_DATA SHOWN:_
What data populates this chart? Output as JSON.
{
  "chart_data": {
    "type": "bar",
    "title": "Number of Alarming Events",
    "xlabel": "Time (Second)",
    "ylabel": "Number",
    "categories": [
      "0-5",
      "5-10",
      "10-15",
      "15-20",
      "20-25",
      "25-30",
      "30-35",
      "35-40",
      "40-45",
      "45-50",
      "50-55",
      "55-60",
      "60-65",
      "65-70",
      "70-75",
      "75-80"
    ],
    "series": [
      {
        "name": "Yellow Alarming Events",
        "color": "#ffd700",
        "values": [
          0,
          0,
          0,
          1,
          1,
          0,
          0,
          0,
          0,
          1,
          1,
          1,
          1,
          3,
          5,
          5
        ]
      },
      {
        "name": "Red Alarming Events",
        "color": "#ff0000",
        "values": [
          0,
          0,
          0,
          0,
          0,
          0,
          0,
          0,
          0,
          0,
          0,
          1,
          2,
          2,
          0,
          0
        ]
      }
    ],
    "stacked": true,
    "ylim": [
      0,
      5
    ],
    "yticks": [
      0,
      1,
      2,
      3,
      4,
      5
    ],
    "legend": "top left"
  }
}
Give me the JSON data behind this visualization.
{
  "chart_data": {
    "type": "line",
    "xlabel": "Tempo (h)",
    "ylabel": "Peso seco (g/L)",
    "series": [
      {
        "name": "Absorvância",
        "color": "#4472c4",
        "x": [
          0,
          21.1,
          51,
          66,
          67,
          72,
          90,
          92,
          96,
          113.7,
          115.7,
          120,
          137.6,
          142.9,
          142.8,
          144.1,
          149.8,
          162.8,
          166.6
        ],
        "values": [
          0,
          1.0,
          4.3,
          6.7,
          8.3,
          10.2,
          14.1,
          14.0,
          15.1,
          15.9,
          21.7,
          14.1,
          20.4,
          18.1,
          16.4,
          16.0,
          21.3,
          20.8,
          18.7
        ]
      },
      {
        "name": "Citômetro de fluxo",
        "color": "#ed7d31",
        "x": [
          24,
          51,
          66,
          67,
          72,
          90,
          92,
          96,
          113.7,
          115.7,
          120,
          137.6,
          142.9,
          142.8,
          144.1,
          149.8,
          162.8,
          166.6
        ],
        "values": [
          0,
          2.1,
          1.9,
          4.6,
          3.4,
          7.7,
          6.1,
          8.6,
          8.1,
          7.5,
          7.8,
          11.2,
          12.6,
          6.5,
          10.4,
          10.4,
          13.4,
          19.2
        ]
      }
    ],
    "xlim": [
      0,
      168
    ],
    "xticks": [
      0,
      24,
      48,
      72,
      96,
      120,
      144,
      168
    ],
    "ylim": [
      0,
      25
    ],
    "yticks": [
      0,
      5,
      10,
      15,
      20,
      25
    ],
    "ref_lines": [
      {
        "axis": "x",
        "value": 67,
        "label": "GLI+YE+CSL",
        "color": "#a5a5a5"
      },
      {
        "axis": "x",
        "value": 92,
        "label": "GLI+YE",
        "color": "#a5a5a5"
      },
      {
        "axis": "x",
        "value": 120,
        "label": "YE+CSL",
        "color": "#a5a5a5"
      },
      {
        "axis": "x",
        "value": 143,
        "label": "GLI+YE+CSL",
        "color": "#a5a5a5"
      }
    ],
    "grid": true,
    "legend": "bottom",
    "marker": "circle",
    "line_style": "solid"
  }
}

_TASK STATEMENT:_ Pull out each line of the listing that holds the string "JSON".

_SOLUTION TO THIS TASK:_
What data populates this chart? Output as JSON.
Give me the JSON data behind this visualization.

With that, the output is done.